* [WORK TO BE COMPLETED]:
Scan the records for the string "physical"; copy each line where it occurs.

^^^^

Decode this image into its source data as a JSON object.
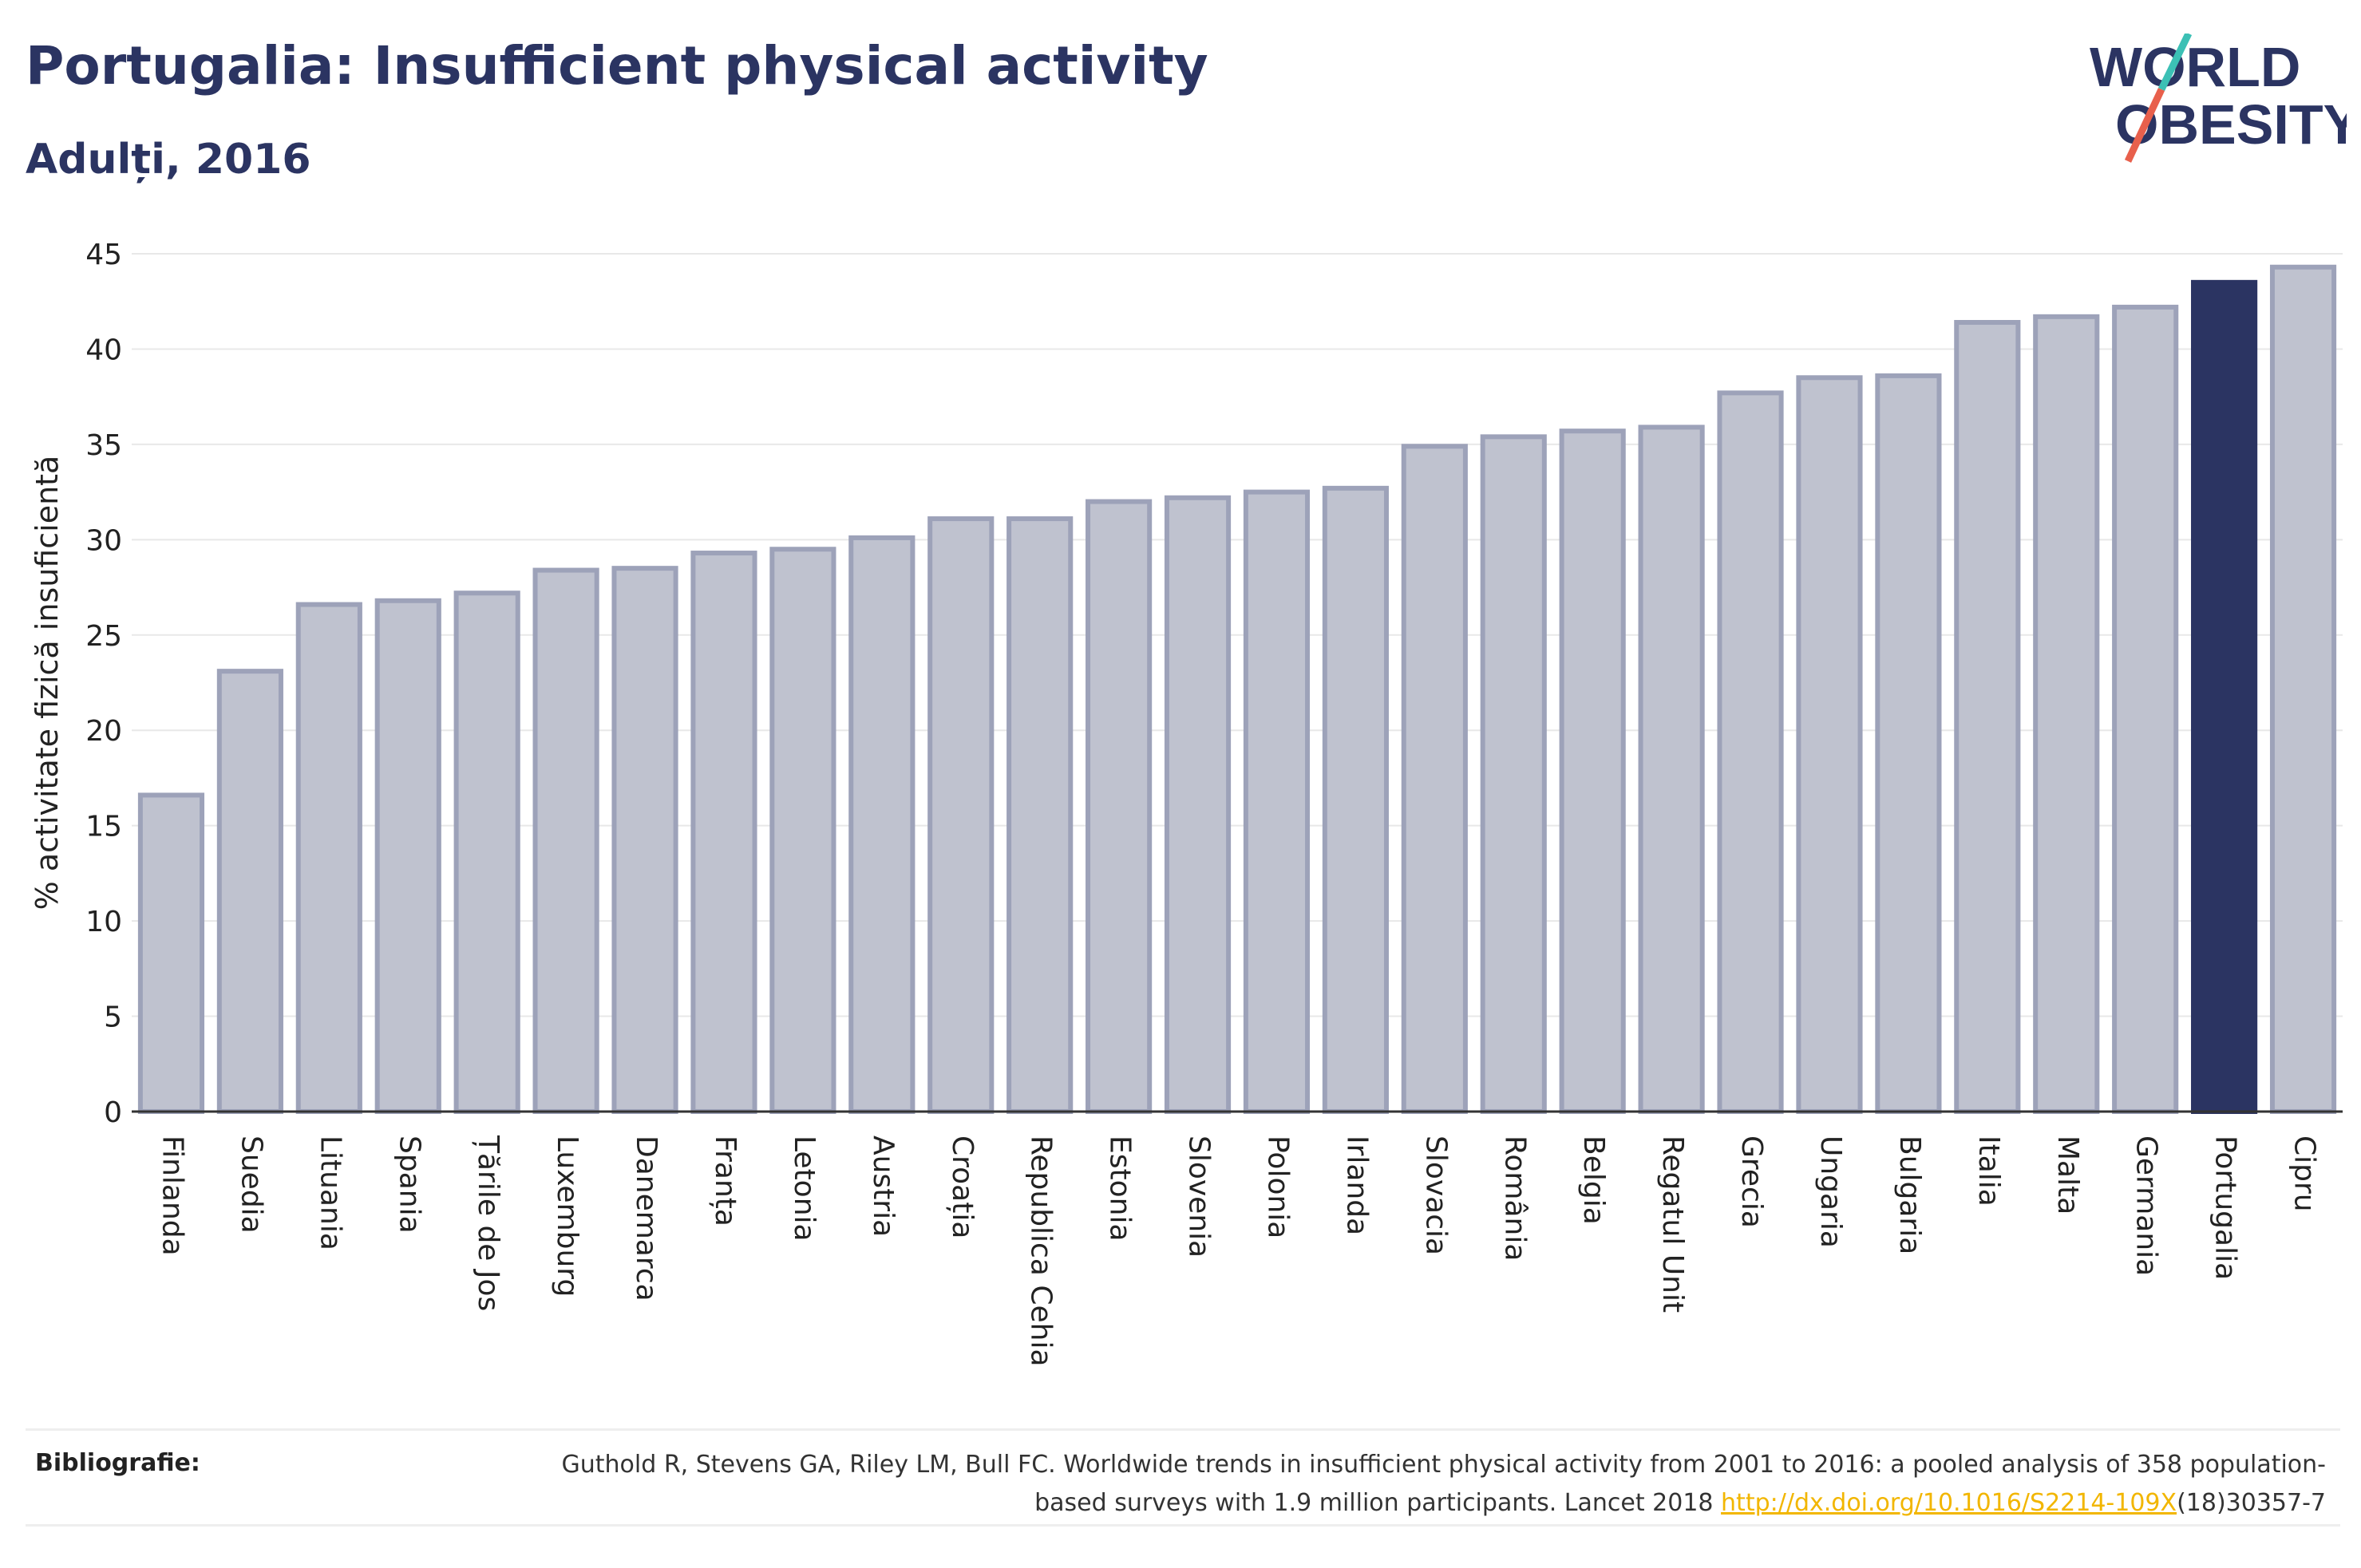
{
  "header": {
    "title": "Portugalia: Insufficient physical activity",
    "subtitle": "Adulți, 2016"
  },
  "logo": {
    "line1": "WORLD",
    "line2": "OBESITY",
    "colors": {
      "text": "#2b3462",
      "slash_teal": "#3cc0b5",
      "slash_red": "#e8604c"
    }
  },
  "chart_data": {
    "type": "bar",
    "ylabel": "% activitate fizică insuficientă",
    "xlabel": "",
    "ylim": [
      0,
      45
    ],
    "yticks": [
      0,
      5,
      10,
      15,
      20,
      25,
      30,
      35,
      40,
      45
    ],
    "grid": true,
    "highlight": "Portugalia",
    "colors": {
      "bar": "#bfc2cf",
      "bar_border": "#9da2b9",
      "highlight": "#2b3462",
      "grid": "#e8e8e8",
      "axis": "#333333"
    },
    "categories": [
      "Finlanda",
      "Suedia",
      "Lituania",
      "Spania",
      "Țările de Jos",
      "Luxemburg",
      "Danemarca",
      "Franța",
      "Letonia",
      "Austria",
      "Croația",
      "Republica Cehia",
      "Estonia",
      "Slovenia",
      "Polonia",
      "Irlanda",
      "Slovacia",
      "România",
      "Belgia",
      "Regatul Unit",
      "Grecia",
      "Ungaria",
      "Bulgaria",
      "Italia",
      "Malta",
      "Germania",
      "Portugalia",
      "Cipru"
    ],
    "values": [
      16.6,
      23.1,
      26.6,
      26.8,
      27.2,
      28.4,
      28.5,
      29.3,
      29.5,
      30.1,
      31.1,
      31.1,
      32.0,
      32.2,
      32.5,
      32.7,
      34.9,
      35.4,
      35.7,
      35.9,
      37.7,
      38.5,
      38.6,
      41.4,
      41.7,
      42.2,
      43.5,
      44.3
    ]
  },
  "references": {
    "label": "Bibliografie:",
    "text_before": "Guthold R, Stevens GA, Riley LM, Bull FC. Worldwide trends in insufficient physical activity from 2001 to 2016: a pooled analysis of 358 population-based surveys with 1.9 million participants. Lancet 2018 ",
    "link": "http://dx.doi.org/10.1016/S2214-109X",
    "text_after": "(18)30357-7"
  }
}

^^^^

* [SOLUTION BELOW]:
    "title": "Portugalia: Insufficient physical activity",
    "text_before": "Guthold R, Stevens GA, Riley LM, Bull FC. Worldwide trends in insufficient physical activity from 2001 to 2016: a pooled analysis of 358 population-based surveys with 1.9 million participants. Lancet 2018 ",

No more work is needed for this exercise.